===== Data listing
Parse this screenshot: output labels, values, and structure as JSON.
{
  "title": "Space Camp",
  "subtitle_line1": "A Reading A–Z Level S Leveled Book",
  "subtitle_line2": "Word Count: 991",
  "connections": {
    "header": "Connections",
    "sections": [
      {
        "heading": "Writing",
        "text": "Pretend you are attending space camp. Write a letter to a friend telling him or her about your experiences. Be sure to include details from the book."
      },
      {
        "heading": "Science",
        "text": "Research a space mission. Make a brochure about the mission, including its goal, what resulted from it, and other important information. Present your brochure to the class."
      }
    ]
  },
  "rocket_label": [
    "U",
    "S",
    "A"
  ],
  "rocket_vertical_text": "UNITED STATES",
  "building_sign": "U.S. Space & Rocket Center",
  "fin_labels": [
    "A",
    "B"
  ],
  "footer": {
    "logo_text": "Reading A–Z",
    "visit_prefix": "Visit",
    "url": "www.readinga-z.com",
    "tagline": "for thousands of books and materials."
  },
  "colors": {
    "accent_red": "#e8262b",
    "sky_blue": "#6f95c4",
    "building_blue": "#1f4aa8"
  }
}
==========
===== Data listing
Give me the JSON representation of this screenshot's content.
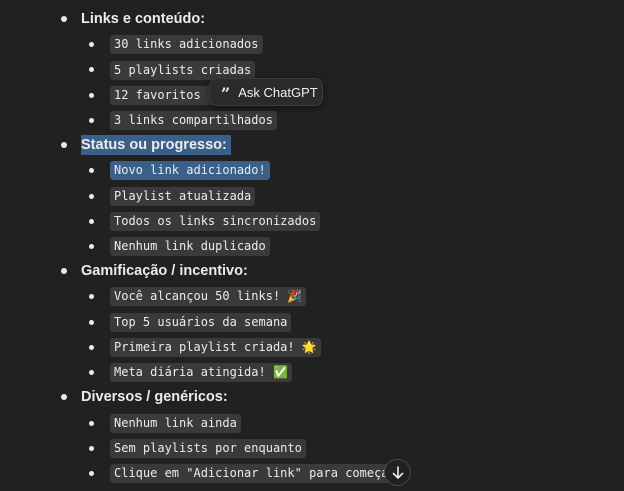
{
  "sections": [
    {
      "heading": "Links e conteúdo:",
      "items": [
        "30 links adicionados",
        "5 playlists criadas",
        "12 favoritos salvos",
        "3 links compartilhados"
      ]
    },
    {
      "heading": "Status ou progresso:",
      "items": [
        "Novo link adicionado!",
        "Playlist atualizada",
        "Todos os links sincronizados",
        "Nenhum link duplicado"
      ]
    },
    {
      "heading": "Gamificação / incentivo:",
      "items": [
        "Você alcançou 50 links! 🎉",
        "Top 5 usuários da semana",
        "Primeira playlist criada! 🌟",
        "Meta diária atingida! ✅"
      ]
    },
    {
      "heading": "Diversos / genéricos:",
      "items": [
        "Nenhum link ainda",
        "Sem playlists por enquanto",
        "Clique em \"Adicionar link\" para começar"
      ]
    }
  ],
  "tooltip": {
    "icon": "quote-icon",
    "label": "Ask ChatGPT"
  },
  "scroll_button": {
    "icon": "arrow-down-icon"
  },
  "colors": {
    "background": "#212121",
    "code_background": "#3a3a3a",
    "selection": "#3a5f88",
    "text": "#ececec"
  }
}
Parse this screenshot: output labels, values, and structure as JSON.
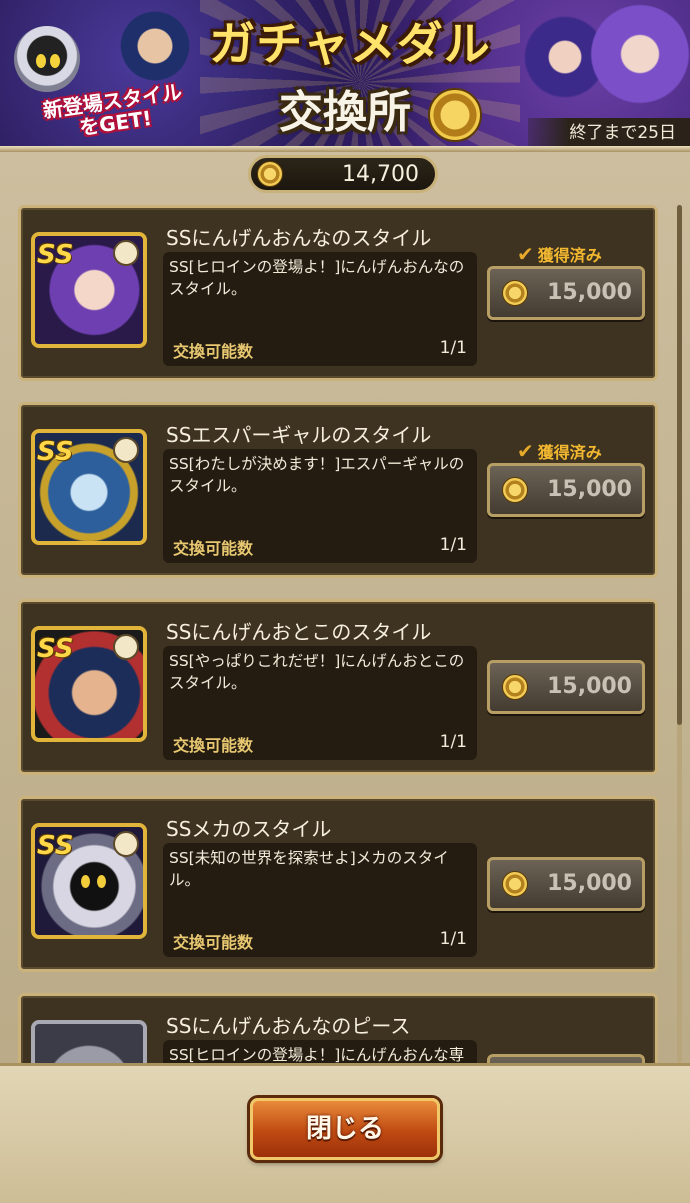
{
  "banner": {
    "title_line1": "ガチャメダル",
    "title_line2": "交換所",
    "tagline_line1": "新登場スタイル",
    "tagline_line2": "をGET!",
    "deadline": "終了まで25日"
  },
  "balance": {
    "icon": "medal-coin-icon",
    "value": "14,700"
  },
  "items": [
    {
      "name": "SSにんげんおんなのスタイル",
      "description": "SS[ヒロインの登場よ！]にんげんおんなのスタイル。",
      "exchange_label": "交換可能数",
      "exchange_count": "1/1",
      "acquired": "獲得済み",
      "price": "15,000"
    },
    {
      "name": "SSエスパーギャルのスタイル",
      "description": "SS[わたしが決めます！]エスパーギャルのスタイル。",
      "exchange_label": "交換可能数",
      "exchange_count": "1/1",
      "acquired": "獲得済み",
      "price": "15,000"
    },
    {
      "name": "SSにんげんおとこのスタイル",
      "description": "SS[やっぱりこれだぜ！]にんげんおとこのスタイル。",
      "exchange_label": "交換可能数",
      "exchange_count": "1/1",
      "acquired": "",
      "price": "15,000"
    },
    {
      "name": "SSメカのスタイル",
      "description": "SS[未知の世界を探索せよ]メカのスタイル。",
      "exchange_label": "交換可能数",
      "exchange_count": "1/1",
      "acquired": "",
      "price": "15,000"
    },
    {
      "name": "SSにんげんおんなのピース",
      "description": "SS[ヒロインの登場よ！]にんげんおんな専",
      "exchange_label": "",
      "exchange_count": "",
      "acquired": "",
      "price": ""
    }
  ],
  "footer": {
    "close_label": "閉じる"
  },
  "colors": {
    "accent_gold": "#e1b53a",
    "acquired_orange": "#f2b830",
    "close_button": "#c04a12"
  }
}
==========
Required task
Using the records above, pull out each line where the word "Nenhum" occurs.

Answer to this problem
        "Nenhum link duplicado"
        "Nenhum link ainda",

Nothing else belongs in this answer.